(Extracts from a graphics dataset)
* * * *
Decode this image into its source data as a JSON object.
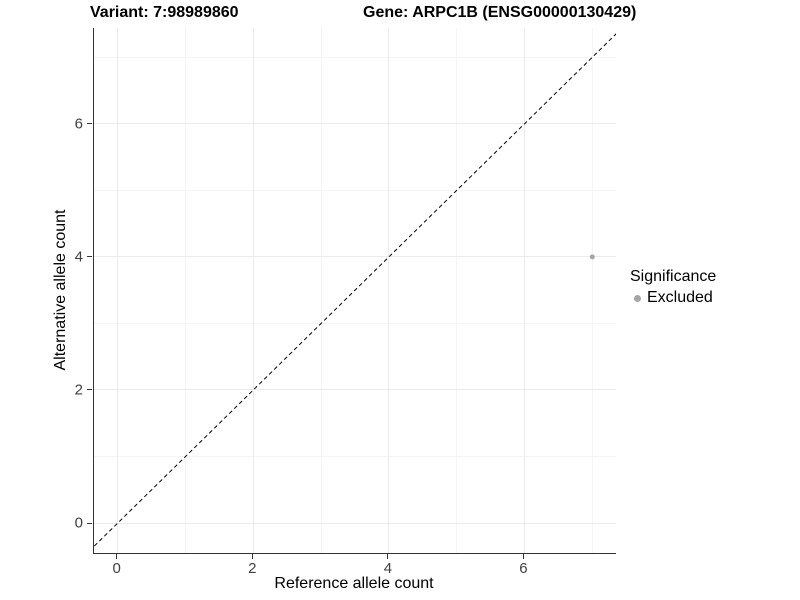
{
  "titles": {
    "variant": "Variant: 7:98989860",
    "gene": "Gene: ARPC1B (ENSG00000130429)"
  },
  "legend": {
    "title": "Significance",
    "items": [
      {
        "label": "Excluded",
        "color": "#a6a6a6"
      }
    ]
  },
  "chart_data": {
    "type": "scatter",
    "title": "Variant: 7:98989860  /  Gene: ARPC1B (ENSG00000130429)",
    "xlabel": "Reference allele count",
    "ylabel": "Alternative allele count",
    "xlim": [
      -0.35,
      7.35
    ],
    "ylim": [
      -0.45,
      7.44
    ],
    "x_major_ticks": [
      0,
      2,
      4,
      6
    ],
    "y_major_ticks": [
      0,
      2,
      4,
      6
    ],
    "x_minor_gridlines": [
      1,
      3,
      5,
      7
    ],
    "y_minor_gridlines": [
      1,
      3,
      5,
      7
    ],
    "grid": {
      "on": true,
      "major_color": "#ebebeb",
      "minor_color": "#f4f4f4"
    },
    "reference_line": {
      "kind": "identity-abline",
      "slope": 1,
      "intercept": 0,
      "style": "dashed",
      "color": "#000000"
    },
    "legend_position": "right",
    "series": [
      {
        "name": "Excluded",
        "color": "#a6a6a6",
        "point_radius": 2.5,
        "points": [
          {
            "x": 7,
            "y": 4
          }
        ]
      }
    ]
  }
}
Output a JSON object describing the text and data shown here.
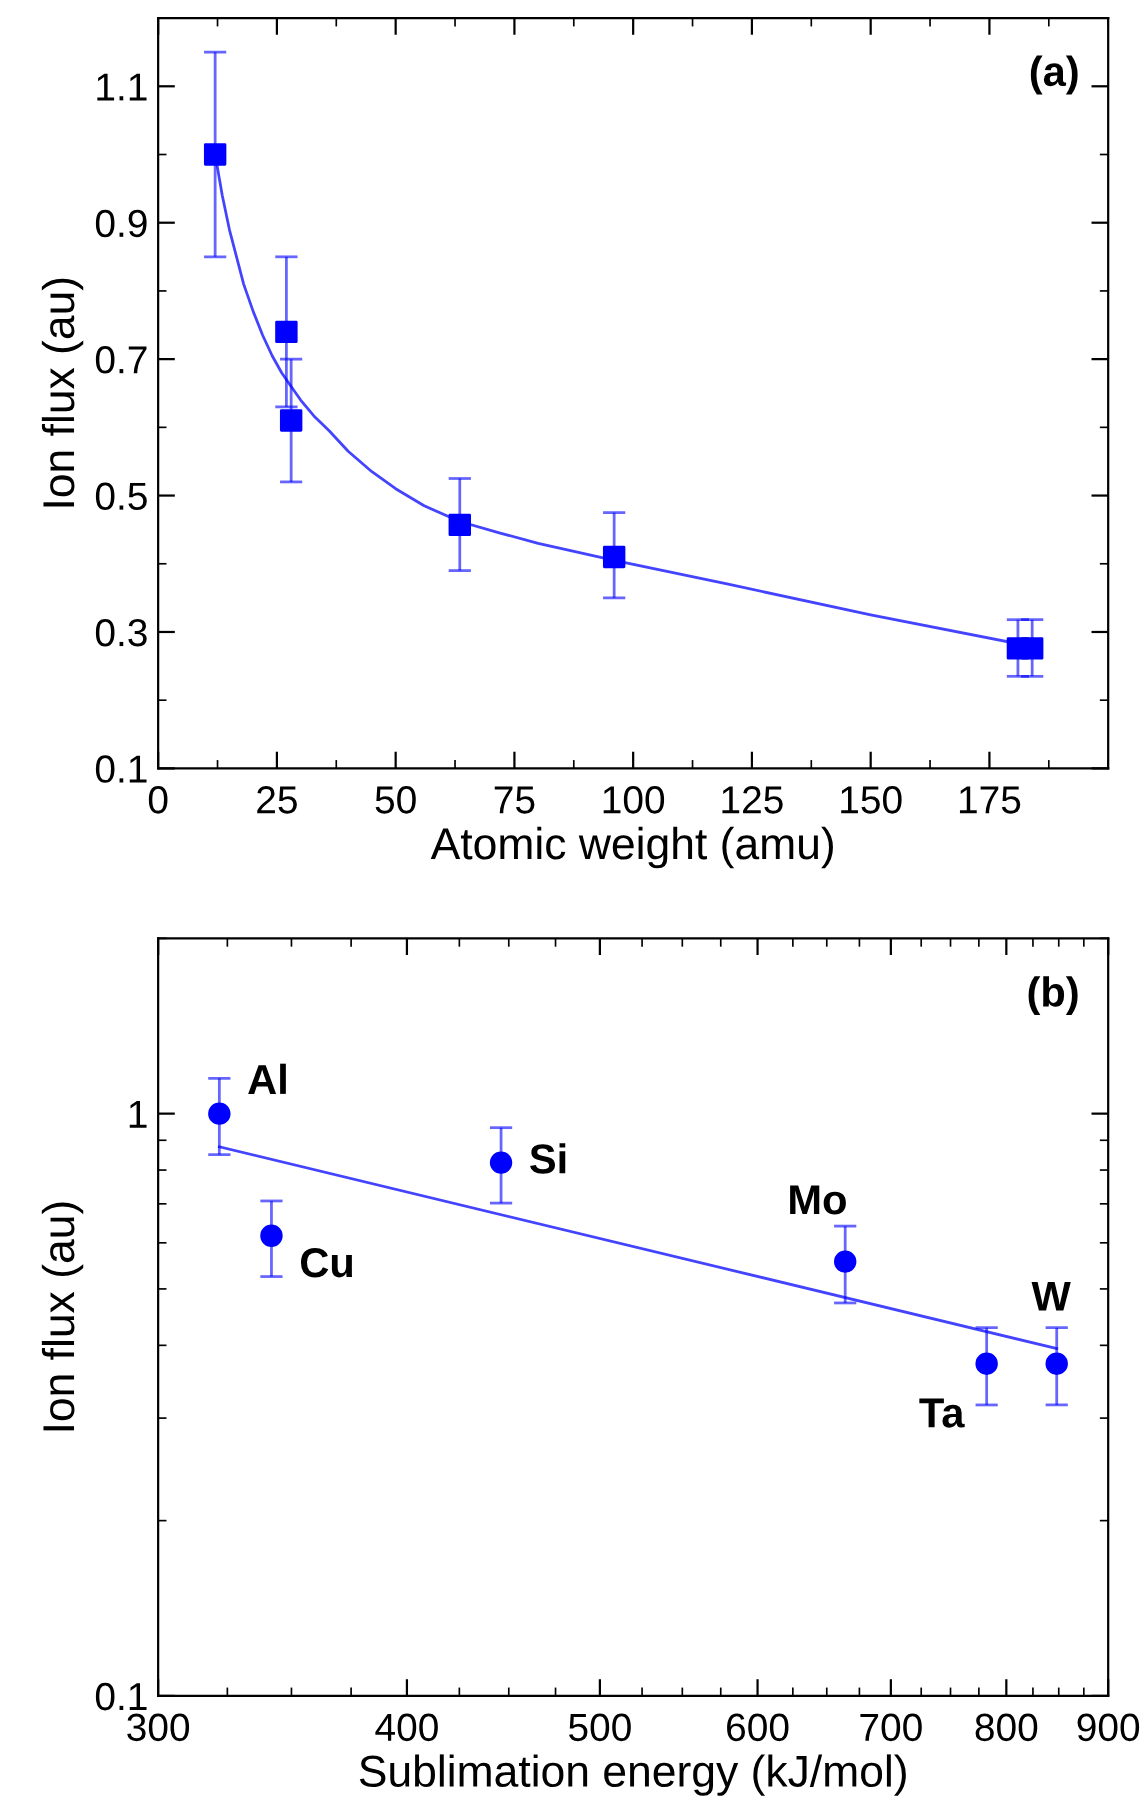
{
  "chart_data": [
    {
      "type": "scatter",
      "xlabel": "Atomic weight (amu)",
      "ylabel": "Ion flux (au)",
      "annotations": [
        "(a)"
      ],
      "xlim": [
        0,
        200
      ],
      "ylim": [
        0.1,
        1.2
      ],
      "xticks": [
        0,
        25,
        50,
        75,
        100,
        125,
        150,
        175
      ],
      "yticks": [
        0.1,
        0.3,
        0.5,
        0.7,
        0.9,
        1.1
      ],
      "series": [
        {
          "type": "line",
          "color": "#4444ff",
          "line_style": "solid",
          "marker": "none",
          "x": [
            12,
            13.5,
            15,
            16.5,
            18,
            20,
            22,
            24,
            26,
            28,
            30,
            33,
            36,
            40,
            45,
            50,
            56,
            63.5,
            72,
            80,
            96,
            120,
            150,
            183
          ],
          "values": [
            1.0,
            0.94,
            0.89,
            0.85,
            0.81,
            0.77,
            0.735,
            0.705,
            0.68,
            0.66,
            0.64,
            0.615,
            0.595,
            0.565,
            0.535,
            0.51,
            0.485,
            0.462,
            0.445,
            0.43,
            0.405,
            0.37,
            0.325,
            0.28
          ]
        },
        {
          "color": "#0000ff",
          "marker": "square",
          "x": [
            12,
            27,
            28,
            63.5,
            96,
            181,
            184
          ],
          "values": [
            1.0,
            0.74,
            0.61,
            0.457,
            0.41,
            0.276,
            0.276
          ],
          "errors": [
            [
              0.85,
              1.15
            ],
            [
              0.63,
              0.85
            ],
            [
              0.52,
              0.7
            ],
            [
              0.39,
              0.525
            ],
            [
              0.35,
              0.475
            ],
            [
              0.235,
              0.318
            ],
            [
              0.235,
              0.318
            ]
          ]
        }
      ]
    },
    {
      "type": "scatter",
      "xlabel": "Sublimation energy (kJ/mol)",
      "ylabel": "Ion flux (au)",
      "log": "xy",
      "annotations": [
        "(b)",
        {
          "text": "Al",
          "x": 322,
          "y": 1.0
        },
        {
          "text": "Cu",
          "x": 342,
          "y": 0.617
        },
        {
          "text": "Si",
          "x": 446,
          "y": 0.824
        },
        {
          "text": "Mo",
          "x": 664,
          "y": 0.557
        },
        {
          "text": "Ta",
          "x": 782,
          "y": 0.372
        },
        {
          "text": "W",
          "x": 848,
          "y": 0.372
        }
      ],
      "xlim": [
        300,
        900
      ],
      "ylim": [
        0.1,
        2
      ],
      "xticks": [
        300,
        400,
        500,
        600,
        700,
        800,
        900
      ],
      "yticks": [
        0.1,
        1
      ],
      "series": [
        {
          "type": "line",
          "color": "#4444ff",
          "line_style": "solid",
          "marker": "none",
          "x": [
            322,
            848
          ],
          "values": [
            0.877,
            0.395
          ]
        },
        {
          "color": "#0000ff",
          "marker": "circle",
          "x": [
            322,
            342,
            446,
            664,
            782,
            848
          ],
          "values": [
            1.0,
            0.617,
            0.824,
            0.557,
            0.372,
            0.372
          ],
          "errors": [
            [
              0.85,
              1.15
            ],
            [
              0.525,
              0.708
            ],
            [
              0.702,
              0.946
            ],
            [
              0.473,
              0.641
            ],
            [
              0.316,
              0.429
            ],
            [
              0.316,
              0.429
            ]
          ]
        }
      ]
    }
  ]
}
* * * *
*INSTRUCTIONS FOR THE TASK*: Excluding the pictures, restate the records above word for word.

*TASK RESULT*:
Decode this image into its source data as a JSON object.
{
  "titles": {
    "variant": "Variant: 7:98989860",
    "gene": "Gene: ARPC1B (ENSG00000130429)"
  },
  "legend": {
    "title": "Significance",
    "items": [
      {
        "label": "Excluded",
        "color": "#a6a6a6"
      }
    ]
  },
  "chart_data": {
    "type": "scatter",
    "title": "Variant: 7:98989860  /  Gene: ARPC1B (ENSG00000130429)",
    "xlabel": "Reference allele count",
    "ylabel": "Alternative allele count",
    "xlim": [
      -0.35,
      7.35
    ],
    "ylim": [
      -0.45,
      7.44
    ],
    "x_major_ticks": [
      0,
      2,
      4,
      6
    ],
    "y_major_ticks": [
      0,
      2,
      4,
      6
    ],
    "x_minor_gridlines": [
      1,
      3,
      5,
      7
    ],
    "y_minor_gridlines": [
      1,
      3,
      5,
      7
    ],
    "grid": {
      "on": true,
      "major_color": "#ebebeb",
      "minor_color": "#f4f4f4"
    },
    "reference_line": {
      "kind": "identity-abline",
      "slope": 1,
      "intercept": 0,
      "style": "dashed",
      "color": "#000000"
    },
    "legend_position": "right",
    "series": [
      {
        "name": "Excluded",
        "color": "#a6a6a6",
        "point_radius": 2.5,
        "points": [
          {
            "x": 7,
            "y": 4
          }
        ]
      }
    ]
  }
}
Output a JSON object describing the text and data shown here.
{
  "chart_data": [
    {
      "type": "scatter",
      "xlabel": "Atomic weight (amu)",
      "ylabel": "Ion flux (au)",
      "annotations": [
        "(a)"
      ],
      "xlim": [
        0,
        200
      ],
      "ylim": [
        0.1,
        1.2
      ],
      "xticks": [
        0,
        25,
        50,
        75,
        100,
        125,
        150,
        175
      ],
      "yticks": [
        0.1,
        0.3,
        0.5,
        0.7,
        0.9,
        1.1
      ],
      "series": [
        {
          "type": "line",
          "color": "#4444ff",
          "line_style": "solid",
          "marker": "none",
          "x": [
            12,
            13.5,
            15,
            16.5,
            18,
            20,
            22,
            24,
            26,
            28,
            30,
            33,
            36,
            40,
            45,
            50,
            56,
            63.5,
            72,
            80,
            96,
            120,
            150,
            183
          ],
          "values": [
            1.0,
            0.94,
            0.89,
            0.85,
            0.81,
            0.77,
            0.735,
            0.705,
            0.68,
            0.66,
            0.64,
            0.615,
            0.595,
            0.565,
            0.535,
            0.51,
            0.485,
            0.462,
            0.445,
            0.43,
            0.405,
            0.37,
            0.325,
            0.28
          ]
        },
        {
          "color": "#0000ff",
          "marker": "square",
          "x": [
            12,
            27,
            28,
            63.5,
            96,
            181,
            184
          ],
          "values": [
            1.0,
            0.74,
            0.61,
            0.457,
            0.41,
            0.276,
            0.276
          ],
          "errors": [
            [
              0.85,
              1.15
            ],
            [
              0.63,
              0.85
            ],
            [
              0.52,
              0.7
            ],
            [
              0.39,
              0.525
            ],
            [
              0.35,
              0.475
            ],
            [
              0.235,
              0.318
            ],
            [
              0.235,
              0.318
            ]
          ]
        }
      ]
    },
    {
      "type": "scatter",
      "xlabel": "Sublimation energy (kJ/mol)",
      "ylabel": "Ion flux (au)",
      "log": "xy",
      "annotations": [
        "(b)",
        {
          "text": "Al",
          "x": 322,
          "y": 1.0
        },
        {
          "text": "Cu",
          "x": 342,
          "y": 0.617
        },
        {
          "text": "Si",
          "x": 446,
          "y": 0.824
        },
        {
          "text": "Mo",
          "x": 664,
          "y": 0.557
        },
        {
          "text": "Ta",
          "x": 782,
          "y": 0.372
        },
        {
          "text": "W",
          "x": 848,
          "y": 0.372
        }
      ],
      "xlim": [
        300,
        900
      ],
      "ylim": [
        0.1,
        2
      ],
      "xticks": [
        300,
        400,
        500,
        600,
        700,
        800,
        900
      ],
      "yticks": [
        0.1,
        1
      ],
      "series": [
        {
          "type": "line",
          "color": "#4444ff",
          "line_style": "solid",
          "marker": "none",
          "x": [
            322,
            848
          ],
          "values": [
            0.877,
            0.395
          ]
        },
        {
          "color": "#0000ff",
          "marker": "circle",
          "x": [
            322,
            342,
            446,
            664,
            782,
            848
          ],
          "values": [
            1.0,
            0.617,
            0.824,
            0.557,
            0.372,
            0.372
          ],
          "errors": [
            [
              0.85,
              1.15
            ],
            [
              0.525,
              0.708
            ],
            [
              0.702,
              0.946
            ],
            [
              0.473,
              0.641
            ],
            [
              0.316,
              0.429
            ],
            [
              0.316,
              0.429
            ]
          ]
        }
      ]
    }
  ]
}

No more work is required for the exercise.